** BEGIN Supplied material **

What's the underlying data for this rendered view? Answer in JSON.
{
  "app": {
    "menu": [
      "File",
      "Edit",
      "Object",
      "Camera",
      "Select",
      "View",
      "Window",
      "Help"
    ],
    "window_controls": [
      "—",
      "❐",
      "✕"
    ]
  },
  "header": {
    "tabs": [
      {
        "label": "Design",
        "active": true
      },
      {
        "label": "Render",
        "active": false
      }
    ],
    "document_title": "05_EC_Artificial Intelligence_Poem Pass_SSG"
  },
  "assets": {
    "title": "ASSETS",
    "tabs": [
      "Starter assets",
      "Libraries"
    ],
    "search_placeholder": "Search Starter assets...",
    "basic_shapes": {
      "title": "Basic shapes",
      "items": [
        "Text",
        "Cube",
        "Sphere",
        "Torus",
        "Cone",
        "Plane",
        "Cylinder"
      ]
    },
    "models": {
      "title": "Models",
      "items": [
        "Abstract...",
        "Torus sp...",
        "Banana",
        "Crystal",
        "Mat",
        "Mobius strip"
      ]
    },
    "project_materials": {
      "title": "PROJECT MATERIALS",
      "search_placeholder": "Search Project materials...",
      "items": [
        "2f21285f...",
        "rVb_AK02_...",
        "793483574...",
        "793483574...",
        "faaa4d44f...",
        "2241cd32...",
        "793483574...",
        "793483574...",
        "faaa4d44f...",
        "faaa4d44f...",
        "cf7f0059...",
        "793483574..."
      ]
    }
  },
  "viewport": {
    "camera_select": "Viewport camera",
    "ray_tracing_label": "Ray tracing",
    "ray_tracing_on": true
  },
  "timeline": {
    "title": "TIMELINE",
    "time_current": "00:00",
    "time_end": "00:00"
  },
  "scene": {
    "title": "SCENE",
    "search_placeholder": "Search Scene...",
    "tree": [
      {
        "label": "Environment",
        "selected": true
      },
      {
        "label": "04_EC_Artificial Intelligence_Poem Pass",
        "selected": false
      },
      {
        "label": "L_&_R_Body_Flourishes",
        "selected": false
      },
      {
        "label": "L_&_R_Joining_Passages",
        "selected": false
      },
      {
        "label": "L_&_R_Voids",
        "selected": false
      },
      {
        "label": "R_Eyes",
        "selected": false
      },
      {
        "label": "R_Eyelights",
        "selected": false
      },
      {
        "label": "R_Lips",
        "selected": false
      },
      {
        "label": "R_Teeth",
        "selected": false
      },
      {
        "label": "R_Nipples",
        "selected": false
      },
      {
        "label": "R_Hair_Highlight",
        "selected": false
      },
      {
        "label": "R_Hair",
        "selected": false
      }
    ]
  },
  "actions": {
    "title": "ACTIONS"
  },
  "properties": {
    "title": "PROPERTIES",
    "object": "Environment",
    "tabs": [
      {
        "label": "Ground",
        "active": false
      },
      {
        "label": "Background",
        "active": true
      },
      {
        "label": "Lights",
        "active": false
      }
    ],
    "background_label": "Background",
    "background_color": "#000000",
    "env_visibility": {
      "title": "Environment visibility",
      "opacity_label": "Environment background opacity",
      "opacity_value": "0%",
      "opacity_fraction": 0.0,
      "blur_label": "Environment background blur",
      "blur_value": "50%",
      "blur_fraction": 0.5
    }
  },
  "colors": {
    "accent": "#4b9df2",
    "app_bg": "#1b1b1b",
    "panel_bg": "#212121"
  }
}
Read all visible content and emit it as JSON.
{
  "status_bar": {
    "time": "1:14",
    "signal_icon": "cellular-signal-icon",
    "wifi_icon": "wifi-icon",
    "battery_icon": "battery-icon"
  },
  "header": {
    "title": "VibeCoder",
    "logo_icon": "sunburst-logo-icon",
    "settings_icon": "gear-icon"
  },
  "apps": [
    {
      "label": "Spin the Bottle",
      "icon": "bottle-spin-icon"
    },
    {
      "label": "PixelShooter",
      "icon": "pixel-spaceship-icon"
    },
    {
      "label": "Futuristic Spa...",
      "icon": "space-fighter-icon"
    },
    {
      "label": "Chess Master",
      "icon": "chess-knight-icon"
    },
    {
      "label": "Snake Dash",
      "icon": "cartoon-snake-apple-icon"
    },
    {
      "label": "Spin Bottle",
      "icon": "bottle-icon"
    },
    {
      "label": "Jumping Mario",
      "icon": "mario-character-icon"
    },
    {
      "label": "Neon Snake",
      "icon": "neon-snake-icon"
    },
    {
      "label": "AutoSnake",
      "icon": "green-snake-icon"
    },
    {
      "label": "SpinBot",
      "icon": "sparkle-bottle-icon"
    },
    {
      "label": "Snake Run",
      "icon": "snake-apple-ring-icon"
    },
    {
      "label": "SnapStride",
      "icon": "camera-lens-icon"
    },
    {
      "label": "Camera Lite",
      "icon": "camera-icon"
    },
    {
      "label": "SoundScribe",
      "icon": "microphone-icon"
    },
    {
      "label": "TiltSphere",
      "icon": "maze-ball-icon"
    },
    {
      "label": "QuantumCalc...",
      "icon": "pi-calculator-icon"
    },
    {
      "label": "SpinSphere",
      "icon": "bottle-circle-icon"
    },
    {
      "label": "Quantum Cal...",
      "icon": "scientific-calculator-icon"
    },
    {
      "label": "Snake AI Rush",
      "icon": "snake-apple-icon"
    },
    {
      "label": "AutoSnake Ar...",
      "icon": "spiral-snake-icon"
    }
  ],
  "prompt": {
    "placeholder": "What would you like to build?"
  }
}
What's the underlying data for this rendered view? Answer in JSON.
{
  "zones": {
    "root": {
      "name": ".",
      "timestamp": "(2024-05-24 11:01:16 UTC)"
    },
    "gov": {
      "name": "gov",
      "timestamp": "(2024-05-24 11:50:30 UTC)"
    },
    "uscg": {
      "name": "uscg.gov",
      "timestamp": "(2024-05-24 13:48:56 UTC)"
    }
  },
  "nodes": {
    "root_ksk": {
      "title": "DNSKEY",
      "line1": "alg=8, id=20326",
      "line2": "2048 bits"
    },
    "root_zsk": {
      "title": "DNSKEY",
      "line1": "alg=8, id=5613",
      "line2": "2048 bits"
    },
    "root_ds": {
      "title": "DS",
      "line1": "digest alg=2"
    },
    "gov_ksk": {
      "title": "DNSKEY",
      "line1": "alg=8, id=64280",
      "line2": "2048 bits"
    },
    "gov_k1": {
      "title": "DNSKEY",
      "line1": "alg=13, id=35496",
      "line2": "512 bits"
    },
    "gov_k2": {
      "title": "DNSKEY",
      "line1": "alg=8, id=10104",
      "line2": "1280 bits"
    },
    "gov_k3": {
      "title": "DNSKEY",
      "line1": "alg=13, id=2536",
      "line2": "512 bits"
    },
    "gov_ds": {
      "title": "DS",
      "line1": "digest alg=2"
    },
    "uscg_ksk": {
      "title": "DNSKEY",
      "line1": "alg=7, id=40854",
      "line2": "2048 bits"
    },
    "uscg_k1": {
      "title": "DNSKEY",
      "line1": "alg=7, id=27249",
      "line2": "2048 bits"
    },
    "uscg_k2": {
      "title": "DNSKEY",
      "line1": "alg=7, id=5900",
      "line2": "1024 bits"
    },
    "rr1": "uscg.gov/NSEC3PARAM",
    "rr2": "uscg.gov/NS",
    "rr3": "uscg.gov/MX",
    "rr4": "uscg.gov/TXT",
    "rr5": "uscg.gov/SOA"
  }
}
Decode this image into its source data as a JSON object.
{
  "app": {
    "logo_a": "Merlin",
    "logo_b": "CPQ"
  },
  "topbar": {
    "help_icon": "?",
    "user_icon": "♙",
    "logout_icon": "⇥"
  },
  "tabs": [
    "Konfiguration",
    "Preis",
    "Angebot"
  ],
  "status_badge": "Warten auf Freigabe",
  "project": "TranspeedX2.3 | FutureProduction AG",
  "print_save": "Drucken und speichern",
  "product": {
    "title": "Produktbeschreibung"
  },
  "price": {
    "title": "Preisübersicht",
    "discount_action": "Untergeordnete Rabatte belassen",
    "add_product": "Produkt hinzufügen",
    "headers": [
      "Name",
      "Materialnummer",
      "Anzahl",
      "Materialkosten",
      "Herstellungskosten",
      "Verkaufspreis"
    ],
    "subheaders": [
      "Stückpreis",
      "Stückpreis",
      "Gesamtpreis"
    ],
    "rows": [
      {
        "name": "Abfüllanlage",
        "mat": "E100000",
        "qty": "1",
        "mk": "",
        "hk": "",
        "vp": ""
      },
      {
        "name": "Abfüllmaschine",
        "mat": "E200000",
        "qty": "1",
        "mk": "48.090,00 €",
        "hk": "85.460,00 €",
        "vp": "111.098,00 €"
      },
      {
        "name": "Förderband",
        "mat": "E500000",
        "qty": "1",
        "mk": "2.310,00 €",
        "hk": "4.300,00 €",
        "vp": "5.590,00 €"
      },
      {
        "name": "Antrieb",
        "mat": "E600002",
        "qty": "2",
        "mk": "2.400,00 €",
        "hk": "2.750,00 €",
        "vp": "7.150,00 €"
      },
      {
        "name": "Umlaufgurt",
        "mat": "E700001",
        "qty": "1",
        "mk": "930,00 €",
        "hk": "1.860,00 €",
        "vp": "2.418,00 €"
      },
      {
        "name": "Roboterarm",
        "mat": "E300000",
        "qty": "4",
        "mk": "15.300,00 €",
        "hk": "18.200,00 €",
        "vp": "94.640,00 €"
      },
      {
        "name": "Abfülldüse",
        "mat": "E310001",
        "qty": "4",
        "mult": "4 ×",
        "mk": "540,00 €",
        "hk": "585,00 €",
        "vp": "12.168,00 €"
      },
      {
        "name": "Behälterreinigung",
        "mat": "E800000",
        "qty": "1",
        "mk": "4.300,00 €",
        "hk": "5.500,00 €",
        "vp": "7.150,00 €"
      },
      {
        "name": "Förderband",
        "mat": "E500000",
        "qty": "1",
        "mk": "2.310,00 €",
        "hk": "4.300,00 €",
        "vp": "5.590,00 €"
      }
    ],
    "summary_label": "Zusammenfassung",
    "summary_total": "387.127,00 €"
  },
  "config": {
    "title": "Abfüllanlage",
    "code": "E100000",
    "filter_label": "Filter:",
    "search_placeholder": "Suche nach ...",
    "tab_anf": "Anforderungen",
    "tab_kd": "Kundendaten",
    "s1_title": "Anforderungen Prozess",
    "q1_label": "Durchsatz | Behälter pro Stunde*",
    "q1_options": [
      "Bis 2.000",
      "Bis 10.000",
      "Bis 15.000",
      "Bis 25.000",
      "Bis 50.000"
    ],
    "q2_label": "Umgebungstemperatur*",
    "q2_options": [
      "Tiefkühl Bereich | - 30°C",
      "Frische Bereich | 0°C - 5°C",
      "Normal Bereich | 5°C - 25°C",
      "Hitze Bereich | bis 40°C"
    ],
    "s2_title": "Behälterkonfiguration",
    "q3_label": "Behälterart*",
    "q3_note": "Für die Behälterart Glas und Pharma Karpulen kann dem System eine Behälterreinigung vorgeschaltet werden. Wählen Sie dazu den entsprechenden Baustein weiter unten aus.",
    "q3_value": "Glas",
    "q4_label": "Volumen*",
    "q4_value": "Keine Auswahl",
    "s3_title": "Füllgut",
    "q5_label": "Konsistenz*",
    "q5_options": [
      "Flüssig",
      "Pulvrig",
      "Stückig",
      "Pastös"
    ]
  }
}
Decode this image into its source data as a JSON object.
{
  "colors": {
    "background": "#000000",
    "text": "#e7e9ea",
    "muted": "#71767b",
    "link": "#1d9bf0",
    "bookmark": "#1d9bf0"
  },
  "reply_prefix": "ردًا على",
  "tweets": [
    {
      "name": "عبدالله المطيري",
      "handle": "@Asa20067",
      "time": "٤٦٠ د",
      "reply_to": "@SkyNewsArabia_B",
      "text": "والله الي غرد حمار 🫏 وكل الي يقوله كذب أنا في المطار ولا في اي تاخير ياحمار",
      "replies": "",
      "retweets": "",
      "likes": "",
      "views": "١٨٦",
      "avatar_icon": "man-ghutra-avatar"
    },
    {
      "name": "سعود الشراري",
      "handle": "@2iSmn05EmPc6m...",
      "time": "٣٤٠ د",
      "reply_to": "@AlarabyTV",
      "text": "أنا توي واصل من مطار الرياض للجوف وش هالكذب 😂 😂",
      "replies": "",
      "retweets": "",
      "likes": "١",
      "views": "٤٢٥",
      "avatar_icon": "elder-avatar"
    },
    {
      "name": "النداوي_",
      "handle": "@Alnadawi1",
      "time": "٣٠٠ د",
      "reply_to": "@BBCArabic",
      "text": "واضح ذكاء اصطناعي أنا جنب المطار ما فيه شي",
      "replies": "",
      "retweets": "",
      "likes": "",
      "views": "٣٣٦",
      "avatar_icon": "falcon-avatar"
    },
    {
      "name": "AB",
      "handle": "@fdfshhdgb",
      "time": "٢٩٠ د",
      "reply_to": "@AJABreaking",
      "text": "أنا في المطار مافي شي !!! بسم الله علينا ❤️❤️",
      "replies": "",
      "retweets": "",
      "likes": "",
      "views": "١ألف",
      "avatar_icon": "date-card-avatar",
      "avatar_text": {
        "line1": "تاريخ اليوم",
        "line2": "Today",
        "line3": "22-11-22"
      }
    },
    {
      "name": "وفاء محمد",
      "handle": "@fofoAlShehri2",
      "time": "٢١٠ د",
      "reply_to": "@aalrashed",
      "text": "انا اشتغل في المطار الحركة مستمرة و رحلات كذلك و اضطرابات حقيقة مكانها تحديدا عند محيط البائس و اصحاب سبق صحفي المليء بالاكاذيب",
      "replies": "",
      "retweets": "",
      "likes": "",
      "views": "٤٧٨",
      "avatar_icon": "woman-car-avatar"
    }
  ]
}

** END Supplied material **

**Goal of the exercise**: Work out how many lines in the records above contain the word "Behälterreinigung", and reply with that number alone.

**Exercise output**: 2